(Records from a data source)
-=-=-=-=-
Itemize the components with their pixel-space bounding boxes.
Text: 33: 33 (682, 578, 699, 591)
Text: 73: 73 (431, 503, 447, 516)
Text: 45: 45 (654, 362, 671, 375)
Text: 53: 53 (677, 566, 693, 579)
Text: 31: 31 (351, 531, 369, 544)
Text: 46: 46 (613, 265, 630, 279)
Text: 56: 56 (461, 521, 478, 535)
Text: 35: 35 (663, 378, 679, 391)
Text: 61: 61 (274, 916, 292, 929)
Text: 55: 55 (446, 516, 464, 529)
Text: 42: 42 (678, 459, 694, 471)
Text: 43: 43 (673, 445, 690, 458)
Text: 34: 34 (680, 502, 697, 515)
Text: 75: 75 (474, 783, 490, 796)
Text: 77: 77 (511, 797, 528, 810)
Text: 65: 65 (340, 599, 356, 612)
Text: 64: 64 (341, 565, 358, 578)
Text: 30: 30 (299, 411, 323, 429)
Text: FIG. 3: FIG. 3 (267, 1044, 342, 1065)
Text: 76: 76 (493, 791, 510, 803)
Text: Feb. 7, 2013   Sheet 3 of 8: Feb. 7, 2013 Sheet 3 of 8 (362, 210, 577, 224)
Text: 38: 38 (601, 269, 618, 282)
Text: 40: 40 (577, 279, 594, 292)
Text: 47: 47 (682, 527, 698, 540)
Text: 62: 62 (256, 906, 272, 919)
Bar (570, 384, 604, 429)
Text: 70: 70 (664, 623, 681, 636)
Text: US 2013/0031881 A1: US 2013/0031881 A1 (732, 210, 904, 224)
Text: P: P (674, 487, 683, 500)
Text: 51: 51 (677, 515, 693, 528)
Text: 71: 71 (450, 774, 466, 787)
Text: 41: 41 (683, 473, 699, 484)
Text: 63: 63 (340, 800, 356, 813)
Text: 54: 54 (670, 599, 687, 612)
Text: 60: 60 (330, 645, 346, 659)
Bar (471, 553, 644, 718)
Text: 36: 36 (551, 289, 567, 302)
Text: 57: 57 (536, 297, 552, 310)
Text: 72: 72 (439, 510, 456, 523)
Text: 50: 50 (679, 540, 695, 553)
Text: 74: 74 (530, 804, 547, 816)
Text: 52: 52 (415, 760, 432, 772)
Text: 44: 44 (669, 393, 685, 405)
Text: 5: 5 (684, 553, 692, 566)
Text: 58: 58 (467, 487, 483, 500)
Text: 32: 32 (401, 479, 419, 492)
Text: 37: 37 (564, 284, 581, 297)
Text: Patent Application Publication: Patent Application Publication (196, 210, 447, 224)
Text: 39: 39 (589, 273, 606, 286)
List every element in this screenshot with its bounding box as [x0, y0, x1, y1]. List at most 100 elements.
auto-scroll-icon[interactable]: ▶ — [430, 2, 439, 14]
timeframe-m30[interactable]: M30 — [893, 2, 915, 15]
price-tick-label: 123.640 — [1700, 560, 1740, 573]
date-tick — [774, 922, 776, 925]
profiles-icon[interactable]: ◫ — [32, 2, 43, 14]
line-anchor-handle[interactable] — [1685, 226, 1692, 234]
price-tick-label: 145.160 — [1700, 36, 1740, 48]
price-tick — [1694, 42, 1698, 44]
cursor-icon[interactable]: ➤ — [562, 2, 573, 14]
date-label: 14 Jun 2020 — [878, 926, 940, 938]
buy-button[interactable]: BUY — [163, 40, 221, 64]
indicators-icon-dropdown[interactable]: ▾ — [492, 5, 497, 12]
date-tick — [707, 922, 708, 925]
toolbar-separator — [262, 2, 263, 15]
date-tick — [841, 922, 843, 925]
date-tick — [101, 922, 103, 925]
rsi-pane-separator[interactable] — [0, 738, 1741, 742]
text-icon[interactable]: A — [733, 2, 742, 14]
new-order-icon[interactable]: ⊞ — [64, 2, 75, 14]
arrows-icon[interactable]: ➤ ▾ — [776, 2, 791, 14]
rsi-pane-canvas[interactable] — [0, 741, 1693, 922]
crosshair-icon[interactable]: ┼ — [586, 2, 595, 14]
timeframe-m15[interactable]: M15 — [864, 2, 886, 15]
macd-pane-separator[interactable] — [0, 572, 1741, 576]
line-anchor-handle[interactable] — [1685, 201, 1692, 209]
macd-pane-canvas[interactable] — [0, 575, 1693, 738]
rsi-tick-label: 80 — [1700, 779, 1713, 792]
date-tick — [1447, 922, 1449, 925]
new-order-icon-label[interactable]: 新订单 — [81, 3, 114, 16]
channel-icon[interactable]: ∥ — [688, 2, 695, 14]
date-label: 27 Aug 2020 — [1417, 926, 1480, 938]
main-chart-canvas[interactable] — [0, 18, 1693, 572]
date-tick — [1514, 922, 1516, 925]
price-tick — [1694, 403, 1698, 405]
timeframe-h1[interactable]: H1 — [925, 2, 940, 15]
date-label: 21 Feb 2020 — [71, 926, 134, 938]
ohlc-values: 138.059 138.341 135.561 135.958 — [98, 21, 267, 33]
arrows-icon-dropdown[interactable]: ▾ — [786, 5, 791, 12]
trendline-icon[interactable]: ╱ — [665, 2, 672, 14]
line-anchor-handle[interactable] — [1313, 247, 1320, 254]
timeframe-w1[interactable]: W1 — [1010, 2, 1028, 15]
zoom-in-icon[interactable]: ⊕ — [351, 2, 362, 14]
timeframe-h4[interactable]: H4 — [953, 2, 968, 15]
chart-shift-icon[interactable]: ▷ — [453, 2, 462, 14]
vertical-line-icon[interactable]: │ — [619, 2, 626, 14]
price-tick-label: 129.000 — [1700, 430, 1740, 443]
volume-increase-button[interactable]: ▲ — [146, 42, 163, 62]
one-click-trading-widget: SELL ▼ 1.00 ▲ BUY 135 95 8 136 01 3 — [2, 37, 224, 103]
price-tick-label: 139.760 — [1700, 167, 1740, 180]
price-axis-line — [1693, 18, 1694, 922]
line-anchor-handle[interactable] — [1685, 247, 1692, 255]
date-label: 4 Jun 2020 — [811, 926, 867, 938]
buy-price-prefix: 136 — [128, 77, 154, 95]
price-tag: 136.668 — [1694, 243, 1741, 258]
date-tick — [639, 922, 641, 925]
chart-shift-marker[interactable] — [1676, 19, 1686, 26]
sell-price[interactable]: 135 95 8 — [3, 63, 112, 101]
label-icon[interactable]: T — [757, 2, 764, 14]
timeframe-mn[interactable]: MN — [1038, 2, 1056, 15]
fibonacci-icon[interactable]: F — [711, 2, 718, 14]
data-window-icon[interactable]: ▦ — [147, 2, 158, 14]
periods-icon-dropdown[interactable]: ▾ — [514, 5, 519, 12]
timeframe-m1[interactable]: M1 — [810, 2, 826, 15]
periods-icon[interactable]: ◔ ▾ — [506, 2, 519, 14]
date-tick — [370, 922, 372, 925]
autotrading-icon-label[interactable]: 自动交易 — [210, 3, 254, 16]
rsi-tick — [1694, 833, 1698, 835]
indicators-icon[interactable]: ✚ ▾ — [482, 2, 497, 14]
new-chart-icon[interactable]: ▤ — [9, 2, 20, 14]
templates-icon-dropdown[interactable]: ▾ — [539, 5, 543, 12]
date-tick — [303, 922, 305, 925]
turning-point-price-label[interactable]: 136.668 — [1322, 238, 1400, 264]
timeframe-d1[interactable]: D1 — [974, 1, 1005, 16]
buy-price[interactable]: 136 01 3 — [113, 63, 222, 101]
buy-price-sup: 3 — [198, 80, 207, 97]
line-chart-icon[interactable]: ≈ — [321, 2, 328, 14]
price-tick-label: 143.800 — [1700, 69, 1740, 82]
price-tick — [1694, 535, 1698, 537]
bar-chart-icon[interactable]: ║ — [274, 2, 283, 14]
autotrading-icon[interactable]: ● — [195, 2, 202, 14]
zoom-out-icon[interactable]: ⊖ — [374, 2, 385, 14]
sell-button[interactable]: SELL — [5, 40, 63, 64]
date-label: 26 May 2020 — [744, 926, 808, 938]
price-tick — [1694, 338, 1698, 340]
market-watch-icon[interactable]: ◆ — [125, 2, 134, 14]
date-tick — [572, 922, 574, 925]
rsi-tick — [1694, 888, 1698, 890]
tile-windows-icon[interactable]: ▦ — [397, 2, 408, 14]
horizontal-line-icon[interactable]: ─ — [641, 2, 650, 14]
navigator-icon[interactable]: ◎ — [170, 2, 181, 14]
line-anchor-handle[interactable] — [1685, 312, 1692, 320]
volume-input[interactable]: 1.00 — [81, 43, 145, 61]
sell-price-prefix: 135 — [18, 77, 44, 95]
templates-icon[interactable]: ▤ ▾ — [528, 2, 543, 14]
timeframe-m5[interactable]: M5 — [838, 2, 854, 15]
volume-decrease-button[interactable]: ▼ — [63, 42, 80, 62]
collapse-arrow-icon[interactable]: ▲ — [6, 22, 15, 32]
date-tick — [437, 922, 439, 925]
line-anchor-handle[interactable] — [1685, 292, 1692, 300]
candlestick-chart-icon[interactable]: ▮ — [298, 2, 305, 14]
-=-=-=-=-
Task objective
Return every line of the material that contains the string "with", treating uppercase and lowercase as different.

Solution to the exercise
Itemize the components with their pixel-space bounding boxes.
List every element in this screenshot with its bounding box as [x0, y0, x1, y1]. List at most 100 elements.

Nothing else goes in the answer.